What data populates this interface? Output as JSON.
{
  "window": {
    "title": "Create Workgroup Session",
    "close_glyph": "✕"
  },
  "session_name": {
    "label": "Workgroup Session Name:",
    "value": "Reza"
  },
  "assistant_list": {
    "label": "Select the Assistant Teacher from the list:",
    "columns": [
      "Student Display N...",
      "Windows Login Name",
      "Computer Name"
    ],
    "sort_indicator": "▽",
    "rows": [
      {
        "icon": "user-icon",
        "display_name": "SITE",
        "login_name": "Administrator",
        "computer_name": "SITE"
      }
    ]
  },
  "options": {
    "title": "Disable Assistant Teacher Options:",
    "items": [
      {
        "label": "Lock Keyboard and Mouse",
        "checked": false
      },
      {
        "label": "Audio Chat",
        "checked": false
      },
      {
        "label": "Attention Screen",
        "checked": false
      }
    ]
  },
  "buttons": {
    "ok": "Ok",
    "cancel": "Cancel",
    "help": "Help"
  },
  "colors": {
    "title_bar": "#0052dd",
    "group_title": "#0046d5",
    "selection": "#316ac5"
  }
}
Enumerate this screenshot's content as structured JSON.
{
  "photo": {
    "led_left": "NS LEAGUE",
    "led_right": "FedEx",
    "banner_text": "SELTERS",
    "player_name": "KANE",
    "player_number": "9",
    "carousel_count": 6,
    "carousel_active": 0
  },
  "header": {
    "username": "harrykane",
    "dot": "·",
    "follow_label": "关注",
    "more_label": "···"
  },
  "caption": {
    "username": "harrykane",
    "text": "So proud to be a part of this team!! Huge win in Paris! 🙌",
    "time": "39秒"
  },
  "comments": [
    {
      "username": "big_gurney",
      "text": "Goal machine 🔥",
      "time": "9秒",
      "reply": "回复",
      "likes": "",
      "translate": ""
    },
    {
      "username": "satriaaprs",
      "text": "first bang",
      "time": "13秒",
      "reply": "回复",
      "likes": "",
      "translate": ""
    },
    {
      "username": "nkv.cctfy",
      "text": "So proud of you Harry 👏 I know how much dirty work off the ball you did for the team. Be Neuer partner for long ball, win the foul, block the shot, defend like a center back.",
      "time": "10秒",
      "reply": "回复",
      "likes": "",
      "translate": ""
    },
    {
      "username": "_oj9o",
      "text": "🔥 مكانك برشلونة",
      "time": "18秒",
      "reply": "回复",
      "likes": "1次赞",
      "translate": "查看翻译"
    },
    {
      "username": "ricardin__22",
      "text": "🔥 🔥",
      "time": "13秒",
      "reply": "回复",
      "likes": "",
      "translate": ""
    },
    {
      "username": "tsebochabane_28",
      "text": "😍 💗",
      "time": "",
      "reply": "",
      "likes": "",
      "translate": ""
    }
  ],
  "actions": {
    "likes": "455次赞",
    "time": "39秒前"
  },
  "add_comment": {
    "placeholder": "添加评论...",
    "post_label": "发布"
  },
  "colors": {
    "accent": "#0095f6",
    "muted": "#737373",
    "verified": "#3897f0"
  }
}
::::::::
§ Problem statement:
Report only the number of lines in the listing that contain the word "this".

§ Answer:
3